**COMPLETE THE FOLLOWING:**
1. Check each statement against the pheochromocytoma text below. Answer yes or no, and quote the words from the text that decide it.
(a) The triad of headache, palpitations, and pallor is often seen.
(b) The clinical features of multisystem failure may be mistaken for septicemia.
(c) Pheochromocytoma often presents as acute renal failure.
2. Answer these questions from the pheochromocytoma text below:
(a) What temperature is listed under multisystem failure?
(b) What may severe abdominal pain and vomiting indicate?
(c) In one series, what did diagnosis in the antenatal period reduce maternal and fetal mortality to?
3. Reproduce part of the pheochromocytoma text below word for word. Begin at the words "Multisystem failure: a" and stop after "mistaken for septicemia.".
##### GIVEN TEXT
Characteristically, patients present with sustained or paroxysmal episodes of hypertension, headache, palpitations, and pallor. The triad of headache, palpitations, and sweating is often seen. Emergency situations occur owing to high levels of catecholamines secreted by the tumor. Antenatal diagnosis results in improved outcomes but pheochromocytoma can be missed because of unexpectedly normal blood pressure during gestation [40, 42].
Pheochromocytoma can be present as an acute emergency in varied ways:
1.
Multisystem failure: a temperature greater than 40° centigrade, encephalopathy, hypertension or hypotension, pulmonary edema, acute renal failure, and DIC. The clinical features may be mistaken for septicemia.
2.
Cardiovascular emergencies: hypertensive crisis, shock, hypotension, acute heart failure, myocardial infarction, arrhythmias, cardiomyopathy, myocarditis, dissection of aortic aneurysm, and acute peripheral edema.
3.
Pulmonary emergencies: infrequently, pulmonary edema is the presenting feature of pheochromocytoma which may be cardiogenic or noncardiogenic in origin.
4.
Gastrointestinal emergencies: severe abdominal pain and vomiting may indicate hemorrhage of the tumor or spasm of mesenteric arteries causing bowel ischemia.
5.
Nephrogenic emergencies: rarely pheochromocytoma may present as acute renal failure.
6.
Neurological emergencies: cerebral hemorrhage, subarachnoid hemorrhage, and seizures have been reported during attacks of paroxysmal hypertension.
If pheochromocytoma is unsuspected in pregnancy, it can lead to very high rates of morbidity and mortality. Pregnancy-related life-threatening situations can occur owing to tumor stimulation by pressure from enlarging uterus, by fetal movements, by abdominal palpation, or during labor in a patient with unsuspected pheochromocytoma. In one series, diagnosis made in antenatal period reduced maternal and fetal mortality to 1 and 15 %, respectively [43].
##########
##### GIVEN RECORDS
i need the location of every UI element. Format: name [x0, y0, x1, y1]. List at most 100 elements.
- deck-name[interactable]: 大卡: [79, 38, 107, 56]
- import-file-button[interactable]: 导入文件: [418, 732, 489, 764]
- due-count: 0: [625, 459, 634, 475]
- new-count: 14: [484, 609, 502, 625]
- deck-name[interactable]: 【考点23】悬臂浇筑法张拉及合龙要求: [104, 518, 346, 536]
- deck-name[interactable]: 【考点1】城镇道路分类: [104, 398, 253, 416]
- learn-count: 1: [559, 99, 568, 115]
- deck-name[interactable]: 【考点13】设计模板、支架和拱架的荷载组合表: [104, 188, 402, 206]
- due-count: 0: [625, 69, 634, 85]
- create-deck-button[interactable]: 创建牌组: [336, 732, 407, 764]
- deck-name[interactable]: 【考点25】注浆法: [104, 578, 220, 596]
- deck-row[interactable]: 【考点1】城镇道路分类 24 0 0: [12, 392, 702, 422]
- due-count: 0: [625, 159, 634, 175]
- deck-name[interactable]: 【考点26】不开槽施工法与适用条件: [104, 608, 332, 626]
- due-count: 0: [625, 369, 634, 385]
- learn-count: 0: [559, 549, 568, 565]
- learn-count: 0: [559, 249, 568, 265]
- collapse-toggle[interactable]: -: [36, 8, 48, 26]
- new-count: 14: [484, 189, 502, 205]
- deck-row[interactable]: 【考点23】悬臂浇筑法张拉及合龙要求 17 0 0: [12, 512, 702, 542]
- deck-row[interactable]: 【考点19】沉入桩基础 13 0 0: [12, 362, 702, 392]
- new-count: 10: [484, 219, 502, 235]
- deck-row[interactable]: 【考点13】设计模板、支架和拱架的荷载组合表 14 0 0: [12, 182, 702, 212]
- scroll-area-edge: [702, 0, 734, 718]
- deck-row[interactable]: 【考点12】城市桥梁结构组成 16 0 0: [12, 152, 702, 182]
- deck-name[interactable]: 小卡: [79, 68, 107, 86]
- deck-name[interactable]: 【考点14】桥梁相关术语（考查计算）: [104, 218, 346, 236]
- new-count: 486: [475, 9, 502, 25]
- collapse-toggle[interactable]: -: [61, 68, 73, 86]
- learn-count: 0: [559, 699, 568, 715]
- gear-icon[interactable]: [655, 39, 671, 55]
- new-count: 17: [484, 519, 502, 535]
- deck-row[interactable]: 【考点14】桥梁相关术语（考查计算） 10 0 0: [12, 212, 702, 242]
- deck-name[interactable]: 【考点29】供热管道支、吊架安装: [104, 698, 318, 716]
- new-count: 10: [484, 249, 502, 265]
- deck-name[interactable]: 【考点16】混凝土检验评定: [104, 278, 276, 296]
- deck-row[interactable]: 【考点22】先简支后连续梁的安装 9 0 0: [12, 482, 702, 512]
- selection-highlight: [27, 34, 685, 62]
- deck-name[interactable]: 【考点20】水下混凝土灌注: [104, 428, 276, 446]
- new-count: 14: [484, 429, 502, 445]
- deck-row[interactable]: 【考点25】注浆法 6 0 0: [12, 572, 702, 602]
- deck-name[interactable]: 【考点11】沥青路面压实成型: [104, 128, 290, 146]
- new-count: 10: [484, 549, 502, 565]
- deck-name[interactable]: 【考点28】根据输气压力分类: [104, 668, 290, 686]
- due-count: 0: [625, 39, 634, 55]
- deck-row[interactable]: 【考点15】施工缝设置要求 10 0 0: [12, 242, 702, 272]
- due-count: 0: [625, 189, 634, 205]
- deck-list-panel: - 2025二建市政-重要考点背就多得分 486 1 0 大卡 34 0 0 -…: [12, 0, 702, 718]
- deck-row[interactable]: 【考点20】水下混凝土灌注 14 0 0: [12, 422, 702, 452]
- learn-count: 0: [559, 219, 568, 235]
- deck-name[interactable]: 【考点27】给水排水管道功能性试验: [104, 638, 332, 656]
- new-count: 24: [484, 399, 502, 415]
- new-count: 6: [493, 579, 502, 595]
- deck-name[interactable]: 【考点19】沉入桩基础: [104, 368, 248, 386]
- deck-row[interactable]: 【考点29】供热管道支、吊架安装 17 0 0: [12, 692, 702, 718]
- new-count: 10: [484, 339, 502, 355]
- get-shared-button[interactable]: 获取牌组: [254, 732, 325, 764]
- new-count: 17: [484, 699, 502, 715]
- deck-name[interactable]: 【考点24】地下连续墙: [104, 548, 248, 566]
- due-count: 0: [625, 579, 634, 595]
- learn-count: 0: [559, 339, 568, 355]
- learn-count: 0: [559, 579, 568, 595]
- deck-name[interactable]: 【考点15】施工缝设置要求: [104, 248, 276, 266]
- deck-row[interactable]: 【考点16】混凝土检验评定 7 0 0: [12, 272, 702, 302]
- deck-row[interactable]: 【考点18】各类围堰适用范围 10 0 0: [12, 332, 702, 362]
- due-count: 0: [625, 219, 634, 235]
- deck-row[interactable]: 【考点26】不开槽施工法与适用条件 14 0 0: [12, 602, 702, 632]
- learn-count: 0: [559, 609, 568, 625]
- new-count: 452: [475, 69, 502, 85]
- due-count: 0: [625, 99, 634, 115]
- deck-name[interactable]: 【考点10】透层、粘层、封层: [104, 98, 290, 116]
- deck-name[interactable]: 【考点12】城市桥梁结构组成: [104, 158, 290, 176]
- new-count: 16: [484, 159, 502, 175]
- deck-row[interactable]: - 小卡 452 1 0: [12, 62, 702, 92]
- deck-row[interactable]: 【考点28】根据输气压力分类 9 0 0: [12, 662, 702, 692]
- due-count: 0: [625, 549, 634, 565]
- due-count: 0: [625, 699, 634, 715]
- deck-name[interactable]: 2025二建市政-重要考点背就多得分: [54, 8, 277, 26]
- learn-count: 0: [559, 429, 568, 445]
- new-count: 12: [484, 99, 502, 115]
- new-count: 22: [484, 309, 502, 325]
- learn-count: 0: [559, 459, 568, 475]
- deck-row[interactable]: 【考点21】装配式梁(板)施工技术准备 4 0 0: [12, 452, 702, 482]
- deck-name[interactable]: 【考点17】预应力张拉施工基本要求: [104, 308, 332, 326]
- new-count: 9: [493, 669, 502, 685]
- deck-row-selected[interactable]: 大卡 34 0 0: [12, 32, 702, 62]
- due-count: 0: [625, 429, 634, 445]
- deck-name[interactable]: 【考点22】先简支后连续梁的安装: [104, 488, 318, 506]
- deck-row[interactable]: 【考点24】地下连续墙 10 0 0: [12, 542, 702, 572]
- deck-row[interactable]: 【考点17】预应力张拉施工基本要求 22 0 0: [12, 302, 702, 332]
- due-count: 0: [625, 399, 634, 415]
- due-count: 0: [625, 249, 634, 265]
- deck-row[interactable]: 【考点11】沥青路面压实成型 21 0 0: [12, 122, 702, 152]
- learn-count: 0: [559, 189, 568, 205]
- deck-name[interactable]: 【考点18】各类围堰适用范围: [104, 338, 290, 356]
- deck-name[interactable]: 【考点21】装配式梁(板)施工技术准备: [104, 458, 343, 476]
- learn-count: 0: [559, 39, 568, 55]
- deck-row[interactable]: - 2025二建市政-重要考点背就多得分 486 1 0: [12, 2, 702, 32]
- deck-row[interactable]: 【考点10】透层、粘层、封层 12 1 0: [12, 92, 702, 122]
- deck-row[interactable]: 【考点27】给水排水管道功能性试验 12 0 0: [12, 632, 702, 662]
##########
**PROBLEM SOLUTIONS:**
1.
(a) No: "The triad of headache, palpitations, and sweating is often seen."
(b) Yes: "The clinical features may be mistaken for septicemia."
(c) No: "rarely pheochromocytoma may present as acute renal failure."

2.
(a) Greater than 40° centigrade.
(b) Hemorrhage of the tumor or spasm of mesenteric arteries causing bowel ischemia.
(c) 1 and 15 %, respectively.

3.
Multisystem failure: a temperature greater than 40° centigrade, encephalopathy, hypertension or hypotension, pulmonary edema, acute renal failure, and DIC. The clinical features may be mistaken for septicemia.